Go through the records and show each line where the word "tiếp" occurs.

--- begin Provided data ---

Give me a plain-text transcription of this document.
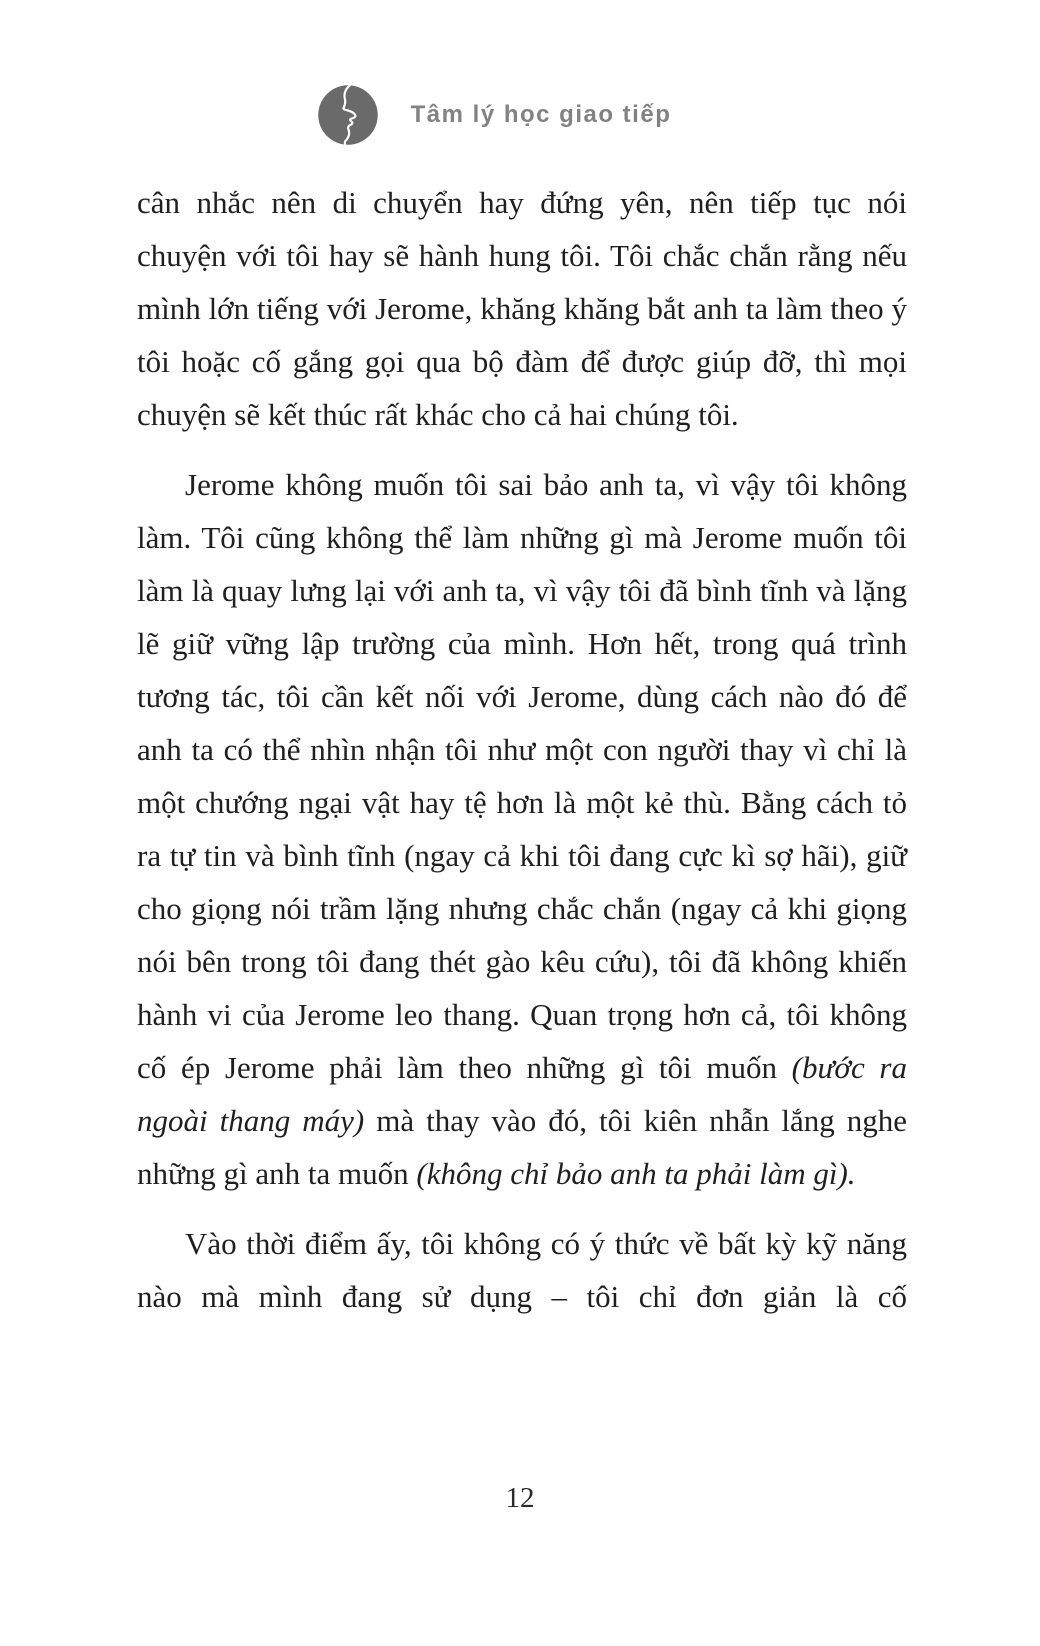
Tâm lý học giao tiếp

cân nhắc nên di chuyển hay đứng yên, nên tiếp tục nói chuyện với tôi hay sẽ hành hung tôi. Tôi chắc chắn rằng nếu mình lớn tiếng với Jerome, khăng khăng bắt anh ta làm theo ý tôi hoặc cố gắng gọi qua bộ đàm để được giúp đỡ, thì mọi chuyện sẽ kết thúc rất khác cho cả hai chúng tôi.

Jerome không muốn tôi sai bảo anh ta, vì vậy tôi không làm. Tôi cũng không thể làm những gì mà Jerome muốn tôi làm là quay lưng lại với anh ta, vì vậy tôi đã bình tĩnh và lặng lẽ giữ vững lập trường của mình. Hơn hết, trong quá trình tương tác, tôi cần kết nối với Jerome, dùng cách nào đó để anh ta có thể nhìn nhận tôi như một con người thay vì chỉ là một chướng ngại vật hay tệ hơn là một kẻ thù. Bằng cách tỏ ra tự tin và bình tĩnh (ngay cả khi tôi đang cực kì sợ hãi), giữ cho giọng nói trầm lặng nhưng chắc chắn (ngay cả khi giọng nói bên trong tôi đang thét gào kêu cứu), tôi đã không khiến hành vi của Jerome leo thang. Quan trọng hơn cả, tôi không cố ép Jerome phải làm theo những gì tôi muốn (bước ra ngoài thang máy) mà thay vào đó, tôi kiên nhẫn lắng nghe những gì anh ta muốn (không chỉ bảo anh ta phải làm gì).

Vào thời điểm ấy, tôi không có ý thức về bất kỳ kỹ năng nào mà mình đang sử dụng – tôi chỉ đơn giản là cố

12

--- end Provided data ---
--- begin Provided data ---

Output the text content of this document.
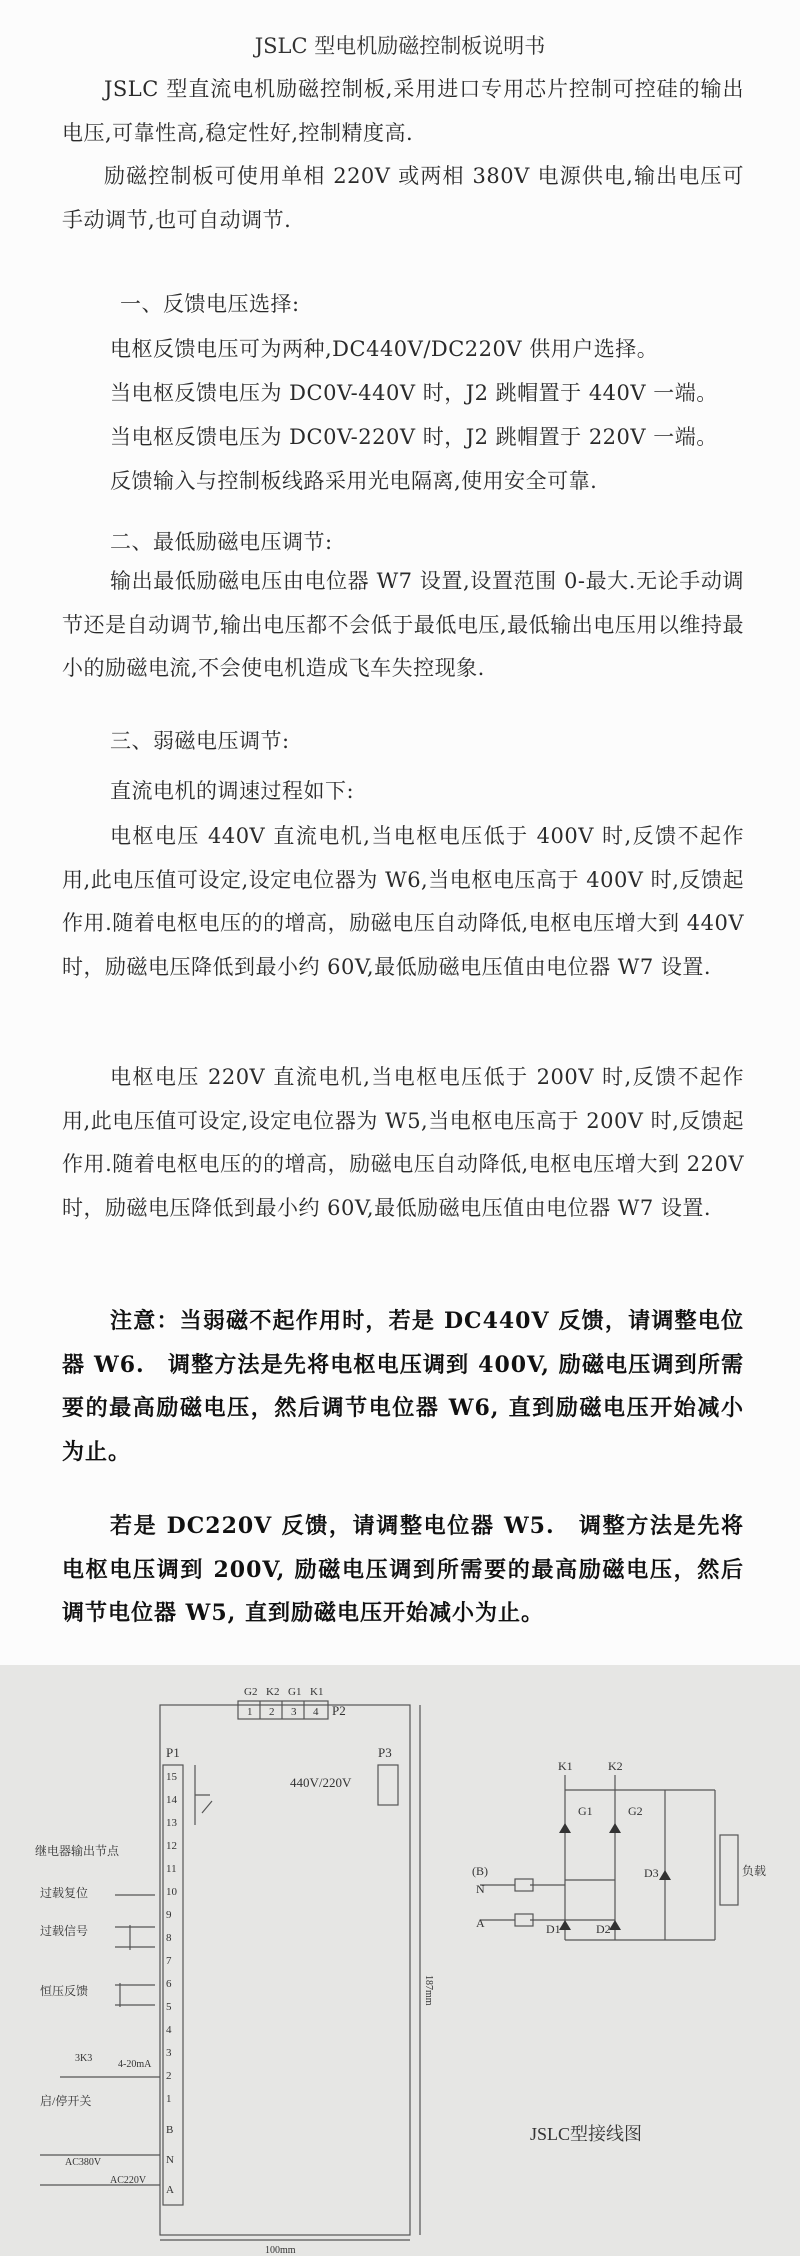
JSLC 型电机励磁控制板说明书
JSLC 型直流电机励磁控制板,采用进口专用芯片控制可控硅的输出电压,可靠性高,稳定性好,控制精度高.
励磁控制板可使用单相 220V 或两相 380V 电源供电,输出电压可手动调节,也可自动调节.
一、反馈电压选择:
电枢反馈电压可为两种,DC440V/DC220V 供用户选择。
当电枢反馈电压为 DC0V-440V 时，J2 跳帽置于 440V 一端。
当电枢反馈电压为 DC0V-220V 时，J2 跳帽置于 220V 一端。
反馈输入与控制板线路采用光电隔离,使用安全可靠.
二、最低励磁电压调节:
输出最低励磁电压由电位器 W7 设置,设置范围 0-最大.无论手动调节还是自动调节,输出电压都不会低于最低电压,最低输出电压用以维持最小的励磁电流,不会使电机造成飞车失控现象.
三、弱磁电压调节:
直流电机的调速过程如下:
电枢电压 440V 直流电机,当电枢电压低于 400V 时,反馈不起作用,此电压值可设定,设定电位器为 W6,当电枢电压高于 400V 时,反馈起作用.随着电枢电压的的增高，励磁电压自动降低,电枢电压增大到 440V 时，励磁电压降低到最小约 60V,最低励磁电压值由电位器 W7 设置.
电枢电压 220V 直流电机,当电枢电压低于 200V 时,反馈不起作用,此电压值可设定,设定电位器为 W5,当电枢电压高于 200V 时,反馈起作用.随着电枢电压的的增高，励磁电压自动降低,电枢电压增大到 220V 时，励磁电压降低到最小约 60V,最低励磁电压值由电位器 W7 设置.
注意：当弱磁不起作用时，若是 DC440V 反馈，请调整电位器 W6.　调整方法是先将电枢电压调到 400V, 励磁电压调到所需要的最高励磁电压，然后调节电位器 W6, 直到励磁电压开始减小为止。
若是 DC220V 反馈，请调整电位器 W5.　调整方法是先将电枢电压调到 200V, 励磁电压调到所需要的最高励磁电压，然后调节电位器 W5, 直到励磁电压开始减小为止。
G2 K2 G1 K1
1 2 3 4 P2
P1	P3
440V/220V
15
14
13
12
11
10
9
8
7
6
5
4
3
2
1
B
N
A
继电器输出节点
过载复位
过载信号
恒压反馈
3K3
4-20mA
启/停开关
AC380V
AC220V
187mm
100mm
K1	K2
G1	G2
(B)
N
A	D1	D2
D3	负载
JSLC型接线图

--- end Provided data ---

● **Solution for this exercise**:
Tâm lý học giao tiếp
cân nhắc nên di chuyển hay đứng yên, nên tiếp tục nói chuyện với tôi hay sẽ hành hung tôi. Tôi chắc chắn rằng nếu mình lớn tiếng với Jerome, khăng khăng bắt anh ta làm theo ý tôi hoặc cố gắng gọi qua bộ đàm để được giúp đỡ, thì mọi chuyện sẽ kết thúc rất khác cho cả hai chúng tôi.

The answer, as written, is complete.